### Supplied entries
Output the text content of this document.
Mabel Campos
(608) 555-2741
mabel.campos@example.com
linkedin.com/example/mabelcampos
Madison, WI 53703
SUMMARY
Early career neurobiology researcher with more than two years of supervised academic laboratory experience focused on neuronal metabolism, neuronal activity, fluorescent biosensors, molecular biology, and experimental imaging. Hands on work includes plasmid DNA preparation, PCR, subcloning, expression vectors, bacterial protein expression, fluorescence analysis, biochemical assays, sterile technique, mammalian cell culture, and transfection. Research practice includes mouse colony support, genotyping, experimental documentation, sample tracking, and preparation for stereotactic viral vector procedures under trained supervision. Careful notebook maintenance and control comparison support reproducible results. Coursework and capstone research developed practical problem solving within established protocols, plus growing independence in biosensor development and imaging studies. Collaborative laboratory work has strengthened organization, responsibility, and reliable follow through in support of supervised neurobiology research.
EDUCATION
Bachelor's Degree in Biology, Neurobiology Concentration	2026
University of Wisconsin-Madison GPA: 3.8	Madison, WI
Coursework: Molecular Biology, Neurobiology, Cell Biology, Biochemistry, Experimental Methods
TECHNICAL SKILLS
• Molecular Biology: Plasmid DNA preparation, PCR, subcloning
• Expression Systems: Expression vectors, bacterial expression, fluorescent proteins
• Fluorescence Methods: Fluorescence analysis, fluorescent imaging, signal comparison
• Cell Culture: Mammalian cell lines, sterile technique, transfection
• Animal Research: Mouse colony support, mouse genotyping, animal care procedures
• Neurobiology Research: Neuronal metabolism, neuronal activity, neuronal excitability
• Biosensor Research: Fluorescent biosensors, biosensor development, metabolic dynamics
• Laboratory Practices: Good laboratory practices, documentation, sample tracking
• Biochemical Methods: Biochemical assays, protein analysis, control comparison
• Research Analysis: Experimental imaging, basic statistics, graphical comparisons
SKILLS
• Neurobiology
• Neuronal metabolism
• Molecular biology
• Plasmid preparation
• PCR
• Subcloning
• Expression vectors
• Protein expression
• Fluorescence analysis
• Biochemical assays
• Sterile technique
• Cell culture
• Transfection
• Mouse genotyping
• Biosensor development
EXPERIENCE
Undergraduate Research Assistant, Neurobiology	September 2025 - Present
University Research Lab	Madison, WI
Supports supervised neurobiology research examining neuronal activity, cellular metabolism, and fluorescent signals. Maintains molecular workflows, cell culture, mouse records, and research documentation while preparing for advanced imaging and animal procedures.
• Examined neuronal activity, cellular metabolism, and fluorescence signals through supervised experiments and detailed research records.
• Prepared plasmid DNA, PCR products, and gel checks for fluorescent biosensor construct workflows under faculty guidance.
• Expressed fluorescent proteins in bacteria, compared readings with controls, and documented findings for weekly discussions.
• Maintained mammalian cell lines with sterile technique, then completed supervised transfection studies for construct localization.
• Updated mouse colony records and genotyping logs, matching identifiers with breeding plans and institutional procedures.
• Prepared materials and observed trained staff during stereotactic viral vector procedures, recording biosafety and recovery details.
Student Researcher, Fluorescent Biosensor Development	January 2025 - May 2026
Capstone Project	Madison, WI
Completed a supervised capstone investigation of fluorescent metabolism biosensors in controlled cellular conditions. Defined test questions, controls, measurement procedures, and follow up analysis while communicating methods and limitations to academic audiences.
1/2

### Task objective
Send back every entry precisely as given.

### The answer
Output the text content of this document.
Mabel Campos
(608) 555-2741
mabel.campos@example.com
linkedin.com/example/mabelcampos
Madison, WI 53703
SUMMARY
Early career neurobiology researcher with more than two years of supervised academic laboratory experience focused on neuronal metabolism, neuronal activity, fluorescent biosensors, molecular biology, and experimental imaging. Hands on work includes plasmid DNA preparation, PCR, subcloning, expression vectors, bacterial protein expression, fluorescence analysis, biochemical assays, sterile technique, mammalian cell culture, and transfection. Research practice includes mouse colony support, genotyping, experimental documentation, sample tracking, and preparation for stereotactic viral vector procedures under trained supervision. Careful notebook maintenance and control comparison support reproducible results. Coursework and capstone research developed practical problem solving within established protocols, plus growing independence in biosensor development and imaging studies. Collaborative laboratory work has strengthened organization, responsibility, and reliable follow through in support of supervised neurobiology research.
EDUCATION
Bachelor's Degree in Biology, Neurobiology Concentration	2026
University of Wisconsin-Madison GPA: 3.8	Madison, WI
Coursework: Molecular Biology, Neurobiology, Cell Biology, Biochemistry, Experimental Methods
TECHNICAL SKILLS
• Molecular Biology: Plasmid DNA preparation, PCR, subcloning
• Expression Systems: Expression vectors, bacterial expression, fluorescent proteins
• Fluorescence Methods: Fluorescence analysis, fluorescent imaging, signal comparison
• Cell Culture: Mammalian cell lines, sterile technique, transfection
• Animal Research: Mouse colony support, mouse genotyping, animal care procedures
• Neurobiology Research: Neuronal metabolism, neuronal activity, neuronal excitability
• Biosensor Research: Fluorescent biosensors, biosensor development, metabolic dynamics
• Laboratory Practices: Good laboratory practices, documentation, sample tracking
• Biochemical Methods: Biochemical assays, protein analysis, control comparison
• Research Analysis: Experimental imaging, basic statistics, graphical comparisons
SKILLS
• Neurobiology
• Neuronal metabolism
• Molecular biology
• Plasmid preparation
• PCR
• Subcloning
• Expression vectors
• Protein expression
• Fluorescence analysis
• Biochemical assays
• Sterile technique
• Cell culture
• Transfection
• Mouse genotyping
• Biosensor development
EXPERIENCE
Undergraduate Research Assistant, Neurobiology	September 2025 - Present
University Research Lab	Madison, WI
Supports supervised neurobiology research examining neuronal activity, cellular metabolism, and fluorescent signals. Maintains molecular workflows, cell culture, mouse records, and research documentation while preparing for advanced imaging and animal procedures.
• Examined neuronal activity, cellular metabolism, and fluorescence signals through supervised experiments and detailed research records.
• Prepared plasmid DNA, PCR products, and gel checks for fluorescent biosensor construct workflows under faculty guidance.
• Expressed fluorescent proteins in bacteria, compared readings with controls, and documented findings for weekly discussions.
• Maintained mammalian cell lines with sterile technique, then completed supervised transfection studies for construct localization.
• Updated mouse colony records and genotyping logs, matching identifiers with breeding plans and institutional procedures.
• Prepared materials and observed trained staff during stereotactic viral vector procedures, recording biosafety and recovery details.
Student Researcher, Fluorescent Biosensor Development	January 2025 - May 2026
Capstone Project	Madison, WI
Completed a supervised capstone investigation of fluorescent metabolism biosensors in controlled cellular conditions. Defined test questions, controls, measurement procedures, and follow up analysis while communicating methods and limitations to academic audiences.
1/2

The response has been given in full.